[Start of Given data]

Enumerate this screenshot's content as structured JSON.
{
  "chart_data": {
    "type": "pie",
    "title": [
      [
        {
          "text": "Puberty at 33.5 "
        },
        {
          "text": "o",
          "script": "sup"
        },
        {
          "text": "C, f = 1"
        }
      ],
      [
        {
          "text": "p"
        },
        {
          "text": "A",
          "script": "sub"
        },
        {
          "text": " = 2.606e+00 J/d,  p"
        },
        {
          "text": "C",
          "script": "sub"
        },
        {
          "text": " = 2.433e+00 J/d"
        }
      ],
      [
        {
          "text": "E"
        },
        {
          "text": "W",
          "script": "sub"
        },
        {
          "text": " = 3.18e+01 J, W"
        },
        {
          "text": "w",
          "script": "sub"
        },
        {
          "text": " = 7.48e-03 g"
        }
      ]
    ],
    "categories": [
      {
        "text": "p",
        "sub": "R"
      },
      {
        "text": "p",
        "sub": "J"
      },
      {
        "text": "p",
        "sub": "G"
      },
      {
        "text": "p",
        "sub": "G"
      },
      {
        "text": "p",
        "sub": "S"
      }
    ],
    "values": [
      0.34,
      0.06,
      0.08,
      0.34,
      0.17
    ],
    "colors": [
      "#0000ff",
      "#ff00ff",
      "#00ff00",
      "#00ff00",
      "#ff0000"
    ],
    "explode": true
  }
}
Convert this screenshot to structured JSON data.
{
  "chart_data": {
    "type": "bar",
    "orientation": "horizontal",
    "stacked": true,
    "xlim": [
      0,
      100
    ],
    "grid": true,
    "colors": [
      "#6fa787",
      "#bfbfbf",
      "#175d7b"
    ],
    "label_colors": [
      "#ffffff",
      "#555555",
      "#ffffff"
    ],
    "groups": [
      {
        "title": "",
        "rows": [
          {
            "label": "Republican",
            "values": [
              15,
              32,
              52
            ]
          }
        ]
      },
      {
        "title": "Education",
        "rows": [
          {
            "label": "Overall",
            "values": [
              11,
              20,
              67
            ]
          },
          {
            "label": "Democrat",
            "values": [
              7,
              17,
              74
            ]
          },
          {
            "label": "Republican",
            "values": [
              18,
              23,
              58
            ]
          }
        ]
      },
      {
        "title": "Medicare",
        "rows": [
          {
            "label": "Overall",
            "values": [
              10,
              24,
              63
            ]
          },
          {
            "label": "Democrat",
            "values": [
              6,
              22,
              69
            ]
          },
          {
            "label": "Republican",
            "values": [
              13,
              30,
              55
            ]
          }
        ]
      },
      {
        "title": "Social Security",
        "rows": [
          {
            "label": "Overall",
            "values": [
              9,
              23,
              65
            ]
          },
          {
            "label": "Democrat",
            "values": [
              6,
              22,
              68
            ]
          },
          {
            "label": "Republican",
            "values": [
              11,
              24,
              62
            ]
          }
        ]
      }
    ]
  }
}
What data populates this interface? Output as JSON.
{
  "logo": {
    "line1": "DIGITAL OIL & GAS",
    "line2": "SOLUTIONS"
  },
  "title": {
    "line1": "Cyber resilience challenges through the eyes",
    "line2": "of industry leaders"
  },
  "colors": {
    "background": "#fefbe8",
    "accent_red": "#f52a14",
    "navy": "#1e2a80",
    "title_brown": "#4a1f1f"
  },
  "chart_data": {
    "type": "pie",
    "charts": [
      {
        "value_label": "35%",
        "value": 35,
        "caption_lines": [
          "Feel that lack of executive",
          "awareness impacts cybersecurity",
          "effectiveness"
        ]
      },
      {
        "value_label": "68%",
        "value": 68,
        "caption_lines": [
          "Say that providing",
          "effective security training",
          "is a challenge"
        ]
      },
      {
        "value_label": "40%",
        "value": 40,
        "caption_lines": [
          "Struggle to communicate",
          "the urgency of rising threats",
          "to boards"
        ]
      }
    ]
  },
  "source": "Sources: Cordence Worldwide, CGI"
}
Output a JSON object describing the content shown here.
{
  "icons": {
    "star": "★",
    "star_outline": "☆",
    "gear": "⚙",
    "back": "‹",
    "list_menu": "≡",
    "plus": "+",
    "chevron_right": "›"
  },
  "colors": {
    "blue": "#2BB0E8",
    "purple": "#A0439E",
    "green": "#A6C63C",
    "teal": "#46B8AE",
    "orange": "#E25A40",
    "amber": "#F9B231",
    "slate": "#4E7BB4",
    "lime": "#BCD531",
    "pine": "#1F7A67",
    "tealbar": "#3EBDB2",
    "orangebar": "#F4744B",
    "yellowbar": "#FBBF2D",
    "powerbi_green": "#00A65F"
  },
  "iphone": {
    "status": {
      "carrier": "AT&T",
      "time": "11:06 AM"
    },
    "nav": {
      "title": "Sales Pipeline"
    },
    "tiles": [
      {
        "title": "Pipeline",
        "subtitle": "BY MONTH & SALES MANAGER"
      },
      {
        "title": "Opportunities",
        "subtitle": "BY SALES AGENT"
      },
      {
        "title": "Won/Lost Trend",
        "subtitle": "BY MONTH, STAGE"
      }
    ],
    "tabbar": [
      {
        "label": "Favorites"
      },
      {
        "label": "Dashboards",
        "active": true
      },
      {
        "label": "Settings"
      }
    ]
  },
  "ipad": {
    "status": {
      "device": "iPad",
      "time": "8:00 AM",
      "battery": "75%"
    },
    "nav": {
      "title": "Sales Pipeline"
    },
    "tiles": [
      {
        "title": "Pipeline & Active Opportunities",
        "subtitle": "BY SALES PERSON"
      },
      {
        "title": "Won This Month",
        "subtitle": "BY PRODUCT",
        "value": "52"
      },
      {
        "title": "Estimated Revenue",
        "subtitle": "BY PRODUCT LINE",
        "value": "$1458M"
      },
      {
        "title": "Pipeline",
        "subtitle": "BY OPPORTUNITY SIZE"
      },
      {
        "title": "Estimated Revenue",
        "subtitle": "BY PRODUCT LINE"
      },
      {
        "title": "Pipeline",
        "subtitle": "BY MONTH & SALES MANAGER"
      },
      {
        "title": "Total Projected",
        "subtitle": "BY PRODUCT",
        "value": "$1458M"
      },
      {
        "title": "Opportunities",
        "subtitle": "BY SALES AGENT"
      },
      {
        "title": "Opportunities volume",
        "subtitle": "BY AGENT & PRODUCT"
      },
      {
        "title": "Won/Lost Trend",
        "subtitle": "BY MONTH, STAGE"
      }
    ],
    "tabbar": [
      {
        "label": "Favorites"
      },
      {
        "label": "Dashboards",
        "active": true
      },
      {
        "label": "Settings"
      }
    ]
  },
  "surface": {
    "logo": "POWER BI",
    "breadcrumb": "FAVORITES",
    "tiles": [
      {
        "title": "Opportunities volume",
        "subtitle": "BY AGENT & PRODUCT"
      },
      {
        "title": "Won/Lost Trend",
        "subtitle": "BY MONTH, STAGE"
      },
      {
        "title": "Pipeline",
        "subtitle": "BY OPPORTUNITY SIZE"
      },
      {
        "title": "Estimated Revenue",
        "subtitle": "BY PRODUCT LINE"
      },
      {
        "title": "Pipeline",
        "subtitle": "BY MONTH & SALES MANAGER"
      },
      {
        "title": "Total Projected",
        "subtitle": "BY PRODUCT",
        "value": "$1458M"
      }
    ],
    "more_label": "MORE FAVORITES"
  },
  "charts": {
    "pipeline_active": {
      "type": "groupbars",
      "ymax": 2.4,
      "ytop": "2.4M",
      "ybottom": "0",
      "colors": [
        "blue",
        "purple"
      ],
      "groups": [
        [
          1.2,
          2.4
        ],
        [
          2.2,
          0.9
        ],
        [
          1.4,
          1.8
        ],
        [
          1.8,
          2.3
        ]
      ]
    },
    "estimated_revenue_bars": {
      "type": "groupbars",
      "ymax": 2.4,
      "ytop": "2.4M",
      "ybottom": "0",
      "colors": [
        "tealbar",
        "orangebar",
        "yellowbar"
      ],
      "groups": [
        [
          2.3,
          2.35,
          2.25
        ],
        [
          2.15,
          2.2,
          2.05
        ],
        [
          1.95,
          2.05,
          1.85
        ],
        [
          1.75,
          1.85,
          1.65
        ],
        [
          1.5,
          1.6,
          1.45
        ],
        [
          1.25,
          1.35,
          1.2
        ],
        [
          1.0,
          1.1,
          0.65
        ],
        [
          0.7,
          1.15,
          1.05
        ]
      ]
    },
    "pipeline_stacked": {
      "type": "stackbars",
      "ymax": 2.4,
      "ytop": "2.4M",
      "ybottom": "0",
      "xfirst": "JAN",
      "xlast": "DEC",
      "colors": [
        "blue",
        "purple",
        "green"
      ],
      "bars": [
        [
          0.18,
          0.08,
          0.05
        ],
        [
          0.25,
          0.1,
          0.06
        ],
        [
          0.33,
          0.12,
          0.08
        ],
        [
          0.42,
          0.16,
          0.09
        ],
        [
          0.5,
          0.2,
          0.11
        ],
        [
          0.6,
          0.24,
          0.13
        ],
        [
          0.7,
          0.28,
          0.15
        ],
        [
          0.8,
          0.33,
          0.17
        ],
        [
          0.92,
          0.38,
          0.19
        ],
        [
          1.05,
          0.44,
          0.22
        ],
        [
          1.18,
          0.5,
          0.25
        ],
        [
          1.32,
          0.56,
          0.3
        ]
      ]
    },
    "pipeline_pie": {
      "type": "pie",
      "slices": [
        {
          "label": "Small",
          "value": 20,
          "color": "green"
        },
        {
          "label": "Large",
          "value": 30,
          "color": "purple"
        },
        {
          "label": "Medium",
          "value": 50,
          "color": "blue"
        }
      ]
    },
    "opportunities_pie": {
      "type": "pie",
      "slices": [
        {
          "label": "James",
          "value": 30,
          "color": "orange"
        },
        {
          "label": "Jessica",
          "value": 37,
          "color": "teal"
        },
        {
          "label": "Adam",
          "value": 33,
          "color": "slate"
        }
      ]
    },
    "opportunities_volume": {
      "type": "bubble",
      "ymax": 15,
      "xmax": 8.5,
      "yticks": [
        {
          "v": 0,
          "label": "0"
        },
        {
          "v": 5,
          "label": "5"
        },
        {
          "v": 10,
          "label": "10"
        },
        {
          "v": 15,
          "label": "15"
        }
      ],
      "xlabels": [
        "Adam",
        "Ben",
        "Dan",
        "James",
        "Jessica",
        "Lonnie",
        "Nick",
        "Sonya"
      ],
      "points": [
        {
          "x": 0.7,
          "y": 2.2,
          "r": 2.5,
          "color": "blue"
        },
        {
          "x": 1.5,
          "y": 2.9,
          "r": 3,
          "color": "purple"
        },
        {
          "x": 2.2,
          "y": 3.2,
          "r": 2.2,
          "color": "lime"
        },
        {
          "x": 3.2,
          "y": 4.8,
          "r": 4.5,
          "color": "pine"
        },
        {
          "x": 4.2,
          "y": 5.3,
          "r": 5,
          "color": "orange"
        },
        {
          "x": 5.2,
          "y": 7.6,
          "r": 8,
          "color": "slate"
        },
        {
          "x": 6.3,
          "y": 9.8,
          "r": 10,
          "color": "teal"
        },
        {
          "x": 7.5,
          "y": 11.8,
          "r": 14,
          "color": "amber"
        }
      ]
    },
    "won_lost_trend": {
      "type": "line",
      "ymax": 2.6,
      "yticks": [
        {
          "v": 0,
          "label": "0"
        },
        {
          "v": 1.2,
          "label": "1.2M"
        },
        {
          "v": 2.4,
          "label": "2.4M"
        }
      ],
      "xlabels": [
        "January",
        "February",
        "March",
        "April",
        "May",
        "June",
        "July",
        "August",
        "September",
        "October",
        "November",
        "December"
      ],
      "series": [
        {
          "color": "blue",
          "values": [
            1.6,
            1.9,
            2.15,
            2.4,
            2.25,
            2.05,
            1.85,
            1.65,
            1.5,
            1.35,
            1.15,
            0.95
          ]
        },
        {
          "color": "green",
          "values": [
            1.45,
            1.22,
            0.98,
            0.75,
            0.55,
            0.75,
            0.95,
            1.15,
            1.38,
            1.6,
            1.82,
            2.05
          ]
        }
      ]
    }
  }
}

[End of Given data]

To do = Select every line where the word "purple" occurs.

Final result =
    "purple": "#A0439E",
        "purple"
        "purple",
          "color": "purple"
          "color": "purple"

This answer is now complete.